> **Exercise instructions**: Go through the entries below and collect each line with the string "accent" in it.

> **Material provided**:
☆ ☆ ☆ ☆ ☆ ☆ ☆
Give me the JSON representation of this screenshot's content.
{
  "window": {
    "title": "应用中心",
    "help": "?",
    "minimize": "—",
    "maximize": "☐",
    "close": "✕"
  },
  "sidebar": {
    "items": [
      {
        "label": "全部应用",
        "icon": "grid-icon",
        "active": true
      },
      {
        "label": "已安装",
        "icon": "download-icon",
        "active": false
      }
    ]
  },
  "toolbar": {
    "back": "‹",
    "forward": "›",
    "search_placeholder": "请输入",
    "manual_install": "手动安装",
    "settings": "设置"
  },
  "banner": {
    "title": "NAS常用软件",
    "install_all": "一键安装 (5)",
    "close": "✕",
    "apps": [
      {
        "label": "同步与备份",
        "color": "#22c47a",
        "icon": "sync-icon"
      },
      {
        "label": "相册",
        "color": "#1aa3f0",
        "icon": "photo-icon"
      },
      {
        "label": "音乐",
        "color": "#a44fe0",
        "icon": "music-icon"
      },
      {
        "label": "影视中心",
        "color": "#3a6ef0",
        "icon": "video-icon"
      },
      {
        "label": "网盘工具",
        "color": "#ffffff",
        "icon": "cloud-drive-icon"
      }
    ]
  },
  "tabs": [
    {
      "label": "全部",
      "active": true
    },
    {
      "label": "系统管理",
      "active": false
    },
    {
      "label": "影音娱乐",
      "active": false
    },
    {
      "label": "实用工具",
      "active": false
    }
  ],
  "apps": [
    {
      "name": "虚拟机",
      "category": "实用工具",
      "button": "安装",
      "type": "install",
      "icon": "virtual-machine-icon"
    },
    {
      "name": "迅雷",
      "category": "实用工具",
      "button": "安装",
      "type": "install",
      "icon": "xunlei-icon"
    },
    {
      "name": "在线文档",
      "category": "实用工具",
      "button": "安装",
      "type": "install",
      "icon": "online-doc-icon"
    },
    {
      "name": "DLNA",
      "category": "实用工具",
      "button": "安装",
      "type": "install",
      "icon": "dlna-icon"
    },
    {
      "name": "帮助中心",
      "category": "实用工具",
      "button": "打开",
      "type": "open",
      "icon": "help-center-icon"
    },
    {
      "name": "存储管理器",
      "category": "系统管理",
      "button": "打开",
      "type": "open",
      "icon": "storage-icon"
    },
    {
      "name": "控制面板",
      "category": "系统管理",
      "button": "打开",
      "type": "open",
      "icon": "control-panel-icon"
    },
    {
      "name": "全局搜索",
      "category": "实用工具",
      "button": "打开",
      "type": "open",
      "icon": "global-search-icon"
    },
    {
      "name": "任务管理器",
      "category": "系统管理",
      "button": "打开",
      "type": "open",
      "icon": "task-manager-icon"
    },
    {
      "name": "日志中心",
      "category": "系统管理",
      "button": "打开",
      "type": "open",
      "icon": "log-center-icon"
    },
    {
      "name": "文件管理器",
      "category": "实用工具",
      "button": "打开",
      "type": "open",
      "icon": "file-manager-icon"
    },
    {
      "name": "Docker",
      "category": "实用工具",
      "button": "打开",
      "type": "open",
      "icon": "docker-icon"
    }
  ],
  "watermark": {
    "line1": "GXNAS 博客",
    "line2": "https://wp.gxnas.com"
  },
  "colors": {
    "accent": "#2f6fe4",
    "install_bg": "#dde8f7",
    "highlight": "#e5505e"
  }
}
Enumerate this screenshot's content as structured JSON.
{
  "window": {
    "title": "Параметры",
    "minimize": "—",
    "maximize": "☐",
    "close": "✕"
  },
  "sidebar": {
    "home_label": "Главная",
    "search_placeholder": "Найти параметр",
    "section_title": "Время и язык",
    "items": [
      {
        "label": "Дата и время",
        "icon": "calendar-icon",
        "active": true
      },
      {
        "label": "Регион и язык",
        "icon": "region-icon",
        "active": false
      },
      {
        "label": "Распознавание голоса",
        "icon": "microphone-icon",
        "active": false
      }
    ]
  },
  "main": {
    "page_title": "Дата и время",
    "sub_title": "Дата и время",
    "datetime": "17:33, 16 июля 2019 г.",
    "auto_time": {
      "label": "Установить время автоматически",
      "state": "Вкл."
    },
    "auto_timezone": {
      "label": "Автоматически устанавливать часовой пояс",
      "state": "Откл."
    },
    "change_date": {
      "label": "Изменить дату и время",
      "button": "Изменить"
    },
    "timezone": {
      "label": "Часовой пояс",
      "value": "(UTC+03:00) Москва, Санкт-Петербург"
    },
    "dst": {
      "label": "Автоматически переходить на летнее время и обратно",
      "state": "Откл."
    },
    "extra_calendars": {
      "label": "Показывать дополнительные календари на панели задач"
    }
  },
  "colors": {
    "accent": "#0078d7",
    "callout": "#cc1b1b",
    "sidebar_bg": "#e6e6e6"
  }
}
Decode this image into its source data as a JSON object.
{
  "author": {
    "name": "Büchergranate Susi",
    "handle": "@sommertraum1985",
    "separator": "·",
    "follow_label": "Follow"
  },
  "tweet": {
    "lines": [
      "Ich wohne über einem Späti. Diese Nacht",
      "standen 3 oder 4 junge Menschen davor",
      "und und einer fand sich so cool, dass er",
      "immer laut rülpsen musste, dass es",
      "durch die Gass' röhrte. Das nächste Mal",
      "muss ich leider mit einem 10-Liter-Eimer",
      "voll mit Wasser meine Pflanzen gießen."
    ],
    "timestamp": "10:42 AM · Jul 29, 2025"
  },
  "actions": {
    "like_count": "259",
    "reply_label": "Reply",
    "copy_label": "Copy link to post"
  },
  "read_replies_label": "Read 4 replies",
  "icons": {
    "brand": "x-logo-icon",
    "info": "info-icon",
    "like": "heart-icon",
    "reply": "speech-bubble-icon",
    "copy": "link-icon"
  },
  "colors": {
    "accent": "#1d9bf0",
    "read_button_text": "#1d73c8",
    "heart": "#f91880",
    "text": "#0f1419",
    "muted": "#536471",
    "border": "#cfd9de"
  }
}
☆ ☆ ☆ ☆ ☆ ☆ ☆
> **Written solution**:
    "accent": "#2f6fe4",
    "accent": "#0078d7",
    "accent": "#1d9bf0",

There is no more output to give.